(Saved data entries)

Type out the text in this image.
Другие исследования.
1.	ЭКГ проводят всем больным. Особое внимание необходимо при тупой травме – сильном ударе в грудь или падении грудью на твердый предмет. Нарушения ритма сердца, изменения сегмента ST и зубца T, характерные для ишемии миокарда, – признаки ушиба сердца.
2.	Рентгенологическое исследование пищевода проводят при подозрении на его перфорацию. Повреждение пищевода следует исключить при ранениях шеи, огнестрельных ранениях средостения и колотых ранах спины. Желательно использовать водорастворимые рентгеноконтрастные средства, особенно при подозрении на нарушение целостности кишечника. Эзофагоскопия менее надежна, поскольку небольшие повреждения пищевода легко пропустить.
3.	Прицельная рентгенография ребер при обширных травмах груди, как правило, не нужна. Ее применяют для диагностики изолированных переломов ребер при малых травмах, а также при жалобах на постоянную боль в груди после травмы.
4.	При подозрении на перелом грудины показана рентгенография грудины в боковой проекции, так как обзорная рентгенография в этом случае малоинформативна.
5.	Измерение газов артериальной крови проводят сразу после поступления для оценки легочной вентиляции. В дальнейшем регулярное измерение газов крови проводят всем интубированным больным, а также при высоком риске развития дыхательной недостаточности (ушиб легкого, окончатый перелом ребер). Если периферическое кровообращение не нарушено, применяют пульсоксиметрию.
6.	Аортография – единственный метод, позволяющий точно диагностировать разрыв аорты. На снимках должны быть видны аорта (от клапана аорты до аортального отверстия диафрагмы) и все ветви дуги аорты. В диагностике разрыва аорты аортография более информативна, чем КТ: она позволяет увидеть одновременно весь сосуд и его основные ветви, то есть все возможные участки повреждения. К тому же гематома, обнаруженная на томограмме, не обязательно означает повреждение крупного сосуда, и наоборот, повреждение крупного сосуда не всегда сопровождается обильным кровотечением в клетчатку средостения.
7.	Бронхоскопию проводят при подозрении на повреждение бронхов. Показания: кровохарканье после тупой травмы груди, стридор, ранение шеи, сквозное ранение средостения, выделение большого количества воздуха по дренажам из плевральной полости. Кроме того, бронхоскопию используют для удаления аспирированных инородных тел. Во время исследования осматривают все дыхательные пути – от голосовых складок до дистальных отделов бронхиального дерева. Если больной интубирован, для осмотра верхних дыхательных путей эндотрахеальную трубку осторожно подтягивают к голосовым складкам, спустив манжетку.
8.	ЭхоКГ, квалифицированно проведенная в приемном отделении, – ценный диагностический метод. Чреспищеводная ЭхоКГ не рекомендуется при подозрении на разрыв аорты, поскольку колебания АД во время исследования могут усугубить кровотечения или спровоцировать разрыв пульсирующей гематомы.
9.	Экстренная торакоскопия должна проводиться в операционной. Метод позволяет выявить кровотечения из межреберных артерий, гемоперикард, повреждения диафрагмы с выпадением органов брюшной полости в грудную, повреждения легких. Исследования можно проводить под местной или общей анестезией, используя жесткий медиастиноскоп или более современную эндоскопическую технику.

Short task -
Copy out the whole listing exactly.

Task answer -
Type out the text in this image.
Другие исследования.
1.	ЭКГ проводят всем больным. Особое внимание необходимо при тупой травме – сильном ударе в грудь или падении грудью на твердый предмет. Нарушения ритма сердца, изменения сегмента ST и зубца T, характерные для ишемии миокарда, – признаки ушиба сердца.
2.	Рентгенологическое исследование пищевода проводят при подозрении на его перфорацию. Повреждение пищевода следует исключить при ранениях шеи, огнестрельных ранениях средостения и колотых ранах спины. Желательно использовать водорастворимые рентгеноконтрастные средства, особенно при подозрении на нарушение целостности кишечника. Эзофагоскопия менее надежна, поскольку небольшие повреждения пищевода легко пропустить.
3.	Прицельная рентгенография ребер при обширных травмах груди, как правило, не нужна. Ее применяют для диагностики изолированных переломов ребер при малых травмах, а также при жалобах на постоянную боль в груди после травмы.
4.	При подозрении на перелом грудины показана рентгенография грудины в боковой проекции, так как обзорная рентгенография в этом случае малоинформативна.
5.	Измерение газов артериальной крови проводят сразу после поступления для оценки легочной вентиляции. В дальнейшем регулярное измерение газов крови проводят всем интубированным больным, а также при высоком риске развития дыхательной недостаточности (ушиб легкого, окончатый перелом ребер). Если периферическое кровообращение не нарушено, применяют пульсоксиметрию.
6.	Аортография – единственный метод, позволяющий точно диагностировать разрыв аорты. На снимках должны быть видны аорта (от клапана аорты до аортального отверстия диафрагмы) и все ветви дуги аорты. В диагностике разрыва аорты аортография более информативна, чем КТ: она позволяет увидеть одновременно весь сосуд и его основные ветви, то есть все возможные участки повреждения. К тому же гематома, обнаруженная на томограмме, не обязательно означает повреждение крупного сосуда, и наоборот, повреждение крупного сосуда не всегда сопровождается обильным кровотечением в клетчатку средостения.
7.	Бронхоскопию проводят при подозрении на повреждение бронхов. Показания: кровохарканье после тупой травмы груди, стридор, ранение шеи, сквозное ранение средостения, выделение большого количества воздуха по дренажам из плевральной полости. Кроме того, бронхоскопию используют для удаления аспирированных инородных тел. Во время исследования осматривают все дыхательные пути – от голосовых складок до дистальных отделов бронхиального дерева. Если больной интубирован, для осмотра верхних дыхательных путей эндотрахеальную трубку осторожно подтягивают к голосовым складкам, спустив манжетку.
8.	ЭхоКГ, квалифицированно проведенная в приемном отделении, – ценный диагностический метод. Чреспищеводная ЭхоКГ не рекомендуется при подозрении на разрыв аорты, поскольку колебания АД во время исследования могут усугубить кровотечения или спровоцировать разрыв пульсирующей гематомы.
9.	Экстренная торакоскопия должна проводиться в операционной. Метод позволяет выявить кровотечения из межреберных артерий, гемоперикард, повреждения диафрагмы с выпадением органов брюшной полости в грудную, повреждения легких. Исследования можно проводить под местной или общей анестезией, используя жесткий медиастиноскоп или более современную эндоскопическую технику.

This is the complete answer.